■ REQUIREMENT: Can you restate the records below word for word?

■ SUPPLIED INFORMATION:
-- START --
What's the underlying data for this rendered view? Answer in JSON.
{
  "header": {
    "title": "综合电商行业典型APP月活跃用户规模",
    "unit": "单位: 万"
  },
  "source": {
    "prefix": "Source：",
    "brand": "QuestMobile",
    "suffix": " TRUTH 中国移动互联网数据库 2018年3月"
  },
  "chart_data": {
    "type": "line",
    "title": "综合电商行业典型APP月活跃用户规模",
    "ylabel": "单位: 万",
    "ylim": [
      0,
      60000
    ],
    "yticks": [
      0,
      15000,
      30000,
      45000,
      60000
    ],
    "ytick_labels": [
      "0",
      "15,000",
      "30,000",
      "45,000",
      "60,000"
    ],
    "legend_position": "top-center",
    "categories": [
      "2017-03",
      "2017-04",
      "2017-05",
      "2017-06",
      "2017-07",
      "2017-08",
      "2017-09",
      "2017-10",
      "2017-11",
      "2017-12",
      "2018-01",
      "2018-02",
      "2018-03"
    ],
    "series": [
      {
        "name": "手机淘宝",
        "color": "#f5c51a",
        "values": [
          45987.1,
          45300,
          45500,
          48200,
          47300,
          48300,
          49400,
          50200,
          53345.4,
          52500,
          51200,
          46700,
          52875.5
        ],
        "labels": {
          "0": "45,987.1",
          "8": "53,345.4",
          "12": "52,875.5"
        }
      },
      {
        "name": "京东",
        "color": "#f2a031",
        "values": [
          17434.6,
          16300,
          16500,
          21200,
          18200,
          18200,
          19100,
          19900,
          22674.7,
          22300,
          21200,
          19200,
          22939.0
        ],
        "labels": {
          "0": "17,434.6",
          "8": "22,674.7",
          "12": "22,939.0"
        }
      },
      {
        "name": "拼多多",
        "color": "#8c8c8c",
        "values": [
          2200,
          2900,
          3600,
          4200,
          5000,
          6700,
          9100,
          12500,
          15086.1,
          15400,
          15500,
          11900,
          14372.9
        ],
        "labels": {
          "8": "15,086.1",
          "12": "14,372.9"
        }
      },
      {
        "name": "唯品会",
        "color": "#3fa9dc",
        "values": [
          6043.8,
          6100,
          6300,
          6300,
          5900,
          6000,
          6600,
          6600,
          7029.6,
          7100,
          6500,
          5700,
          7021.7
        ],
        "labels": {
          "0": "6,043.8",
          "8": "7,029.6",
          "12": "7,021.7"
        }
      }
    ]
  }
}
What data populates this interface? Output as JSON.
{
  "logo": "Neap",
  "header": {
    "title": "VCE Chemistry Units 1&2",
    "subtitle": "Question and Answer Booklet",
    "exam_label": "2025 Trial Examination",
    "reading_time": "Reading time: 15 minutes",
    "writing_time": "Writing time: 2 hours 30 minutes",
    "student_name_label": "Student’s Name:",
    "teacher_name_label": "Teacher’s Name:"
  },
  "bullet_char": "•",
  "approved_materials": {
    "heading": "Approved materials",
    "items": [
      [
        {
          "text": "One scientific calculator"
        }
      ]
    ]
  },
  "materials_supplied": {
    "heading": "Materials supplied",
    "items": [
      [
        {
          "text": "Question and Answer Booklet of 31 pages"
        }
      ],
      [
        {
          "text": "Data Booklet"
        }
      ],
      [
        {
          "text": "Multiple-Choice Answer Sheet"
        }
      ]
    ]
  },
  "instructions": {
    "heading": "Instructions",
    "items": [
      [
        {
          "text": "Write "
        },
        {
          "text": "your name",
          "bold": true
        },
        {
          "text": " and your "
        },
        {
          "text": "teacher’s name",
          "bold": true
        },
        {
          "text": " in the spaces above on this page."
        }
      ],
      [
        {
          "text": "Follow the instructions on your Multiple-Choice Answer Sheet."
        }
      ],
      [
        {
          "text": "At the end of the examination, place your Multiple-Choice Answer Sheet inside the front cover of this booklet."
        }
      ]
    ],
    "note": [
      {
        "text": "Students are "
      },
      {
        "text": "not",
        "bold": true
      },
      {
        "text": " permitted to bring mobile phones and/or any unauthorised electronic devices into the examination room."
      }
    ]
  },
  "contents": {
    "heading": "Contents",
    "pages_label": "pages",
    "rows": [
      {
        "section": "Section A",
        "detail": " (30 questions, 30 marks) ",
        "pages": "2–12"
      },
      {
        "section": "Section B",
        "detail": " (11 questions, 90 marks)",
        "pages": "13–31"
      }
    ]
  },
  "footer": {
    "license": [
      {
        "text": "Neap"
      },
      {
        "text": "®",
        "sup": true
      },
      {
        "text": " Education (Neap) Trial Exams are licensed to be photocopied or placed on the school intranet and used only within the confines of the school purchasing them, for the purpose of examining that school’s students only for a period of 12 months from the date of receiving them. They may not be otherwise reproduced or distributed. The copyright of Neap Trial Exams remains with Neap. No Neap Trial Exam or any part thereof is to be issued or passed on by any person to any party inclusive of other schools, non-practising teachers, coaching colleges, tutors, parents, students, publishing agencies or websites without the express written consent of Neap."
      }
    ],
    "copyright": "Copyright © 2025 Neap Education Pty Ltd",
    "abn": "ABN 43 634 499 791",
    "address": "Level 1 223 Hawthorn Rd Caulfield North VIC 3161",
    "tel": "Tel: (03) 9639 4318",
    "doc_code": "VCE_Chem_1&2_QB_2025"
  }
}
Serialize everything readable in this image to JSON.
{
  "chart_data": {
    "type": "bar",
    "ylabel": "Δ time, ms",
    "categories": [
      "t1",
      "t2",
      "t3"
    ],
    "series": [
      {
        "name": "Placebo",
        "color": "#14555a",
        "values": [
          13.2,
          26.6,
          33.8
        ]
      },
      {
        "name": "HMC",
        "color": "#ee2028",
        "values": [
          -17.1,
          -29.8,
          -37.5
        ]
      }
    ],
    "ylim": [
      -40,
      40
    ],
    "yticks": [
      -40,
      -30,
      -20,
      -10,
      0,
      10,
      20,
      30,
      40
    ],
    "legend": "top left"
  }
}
-- END --
■ OUTPUT FOR THIS EXERCISE:
What's the underlying data for this rendered view? Answer in JSON.
{
  "header": {
    "title": "综合电商行业典型APP月活跃用户规模",
    "unit": "单位: 万"
  },
  "source": {
    "prefix": "Source：",
    "brand": "QuestMobile",
    "suffix": " TRUTH 中国移动互联网数据库 2018年3月"
  },
  "chart_data": {
    "type": "line",
    "title": "综合电商行业典型APP月活跃用户规模",
    "ylabel": "单位: 万",
    "ylim": [
      0,
      60000
    ],
    "yticks": [
      0,
      15000,
      30000,
      45000,
      60000
    ],
    "ytick_labels": [
      "0",
      "15,000",
      "30,000",
      "45,000",
      "60,000"
    ],
    "legend_position": "top-center",
    "categories": [
      "2017-03",
      "2017-04",
      "2017-05",
      "2017-06",
      "2017-07",
      "2017-08",
      "2017-09",
      "2017-10",
      "2017-11",
      "2017-12",
      "2018-01",
      "2018-02",
      "2018-03"
    ],
    "series": [
      {
        "name": "手机淘宝",
        "color": "#f5c51a",
        "values": [
          45987.1,
          45300,
          45500,
          48200,
          47300,
          48300,
          49400,
          50200,
          53345.4,
          52500,
          51200,
          46700,
          52875.5
        ],
        "labels": {
          "0": "45,987.1",
          "8": "53,345.4",
          "12": "52,875.5"
        }
      },
      {
        "name": "京东",
        "color": "#f2a031",
        "values": [
          17434.6,
          16300,
          16500,
          21200,
          18200,
          18200,
          19100,
          19900,
          22674.7,
          22300,
          21200,
          19200,
          22939.0
        ],
        "labels": {
          "0": "17,434.6",
          "8": "22,674.7",
          "12": "22,939.0"
        }
      },
      {
        "name": "拼多多",
        "color": "#8c8c8c",
        "values": [
          2200,
          2900,
          3600,
          4200,
          5000,
          6700,
          9100,
          12500,
          15086.1,
          15400,
          15500,
          11900,
          14372.9
        ],
        "labels": {
          "8": "15,086.1",
          "12": "14,372.9"
        }
      },
      {
        "name": "唯品会",
        "color": "#3fa9dc",
        "values": [
          6043.8,
          6100,
          6300,
          6300,
          5900,
          6000,
          6600,
          6600,
          7029.6,
          7100,
          6500,
          5700,
          7021.7
        ],
        "labels": {
          "0": "6,043.8",
          "8": "7,029.6",
          "12": "7,021.7"
        }
      }
    ]
  }
}
What data populates this interface? Output as JSON.
{
  "logo": "Neap",
  "header": {
    "title": "VCE Chemistry Units 1&2",
    "subtitle": "Question and Answer Booklet",
    "exam_label": "2025 Trial Examination",
    "reading_time": "Reading time: 15 minutes",
    "writing_time": "Writing time: 2 hours 30 minutes",
    "student_name_label": "Student’s Name:",
    "teacher_name_label": "Teacher’s Name:"
  },
  "bullet_char": "•",
  "approved_materials": {
    "heading": "Approved materials",
    "items": [
      [
        {
          "text": "One scientific calculator"
        }
      ]
    ]
  },
  "materials_supplied": {
    "heading": "Materials supplied",
    "items": [
      [
        {
          "text": "Question and Answer Booklet of 31 pages"
        }
      ],
      [
        {
          "text": "Data Booklet"
        }
      ],
      [
        {
          "text": "Multiple-Choice Answer Sheet"
        }
      ]
    ]
  },
  "instructions": {
    "heading": "Instructions",
    "items": [
      [
        {
          "text": "Write "
        },
        {
          "text": "your name",
          "bold": true
        },
        {
          "text": " and your "
        },
        {
          "text": "teacher’s name",
          "bold": true
        },
        {
          "text": " in the spaces above on this page."
        }
      ],
      [
        {
          "text": "Follow the instructions on your Multiple-Choice Answer Sheet."
        }
      ],
      [
        {
          "text": "At the end of the examination, place your Multiple-Choice Answer Sheet inside the front cover of this booklet."
        }
      ]
    ],
    "note": [
      {
        "text": "Students are "
      },
      {
        "text": "not",
        "bold": true
      },
      {
        "text": " permitted to bring mobile phones and/or any unauthorised electronic devices into the examination room."
      }
    ]
  },
  "contents": {
    "heading": "Contents",
    "pages_label": "pages",
    "rows": [
      {
        "section": "Section A",
        "detail": " (30 questions, 30 marks) ",
        "pages": "2–12"
      },
      {
        "section": "Section B",
        "detail": " (11 questions, 90 marks)",
        "pages": "13–31"
      }
    ]
  },
  "footer": {
    "license": [
      {
        "text": "Neap"
      },
      {
        "text": "®",
        "sup": true
      },
      {
        "text": " Education (Neap) Trial Exams are licensed to be photocopied or placed on the school intranet and used only within the confines of the school purchasing them, for the purpose of examining that school’s students only for a period of 12 months from the date of receiving them. They may not be otherwise reproduced or distributed. The copyright of Neap Trial Exams remains with Neap. No Neap Trial Exam or any part thereof is to be issued or passed on by any person to any party inclusive of other schools, non-practising teachers, coaching colleges, tutors, parents, students, publishing agencies or websites without the express written consent of Neap."
      }
    ],
    "copyright": "Copyright © 2025 Neap Education Pty Ltd",
    "abn": "ABN 43 634 499 791",
    "address": "Level 1 223 Hawthorn Rd Caulfield North VIC 3161",
    "tel": "Tel: (03) 9639 4318",
    "doc_code": "VCE_Chem_1&2_QB_2025"
  }
}
Serialize everything readable in this image to JSON.
{
  "chart_data": {
    "type": "bar",
    "ylabel": "Δ time, ms",
    "categories": [
      "t1",
      "t2",
      "t3"
    ],
    "series": [
      {
        "name": "Placebo",
        "color": "#14555a",
        "values": [
          13.2,
          26.6,
          33.8
        ]
      },
      {
        "name": "HMC",
        "color": "#ee2028",
        "values": [
          -17.1,
          -29.8,
          -37.5
        ]
      }
    ],
    "ylim": [
      -40,
      40
    ],
    "yticks": [
      -40,
      -30,
      -20,
      -10,
      0,
      10,
      20,
      30,
      40
    ],
    "legend": "top left"
  }
}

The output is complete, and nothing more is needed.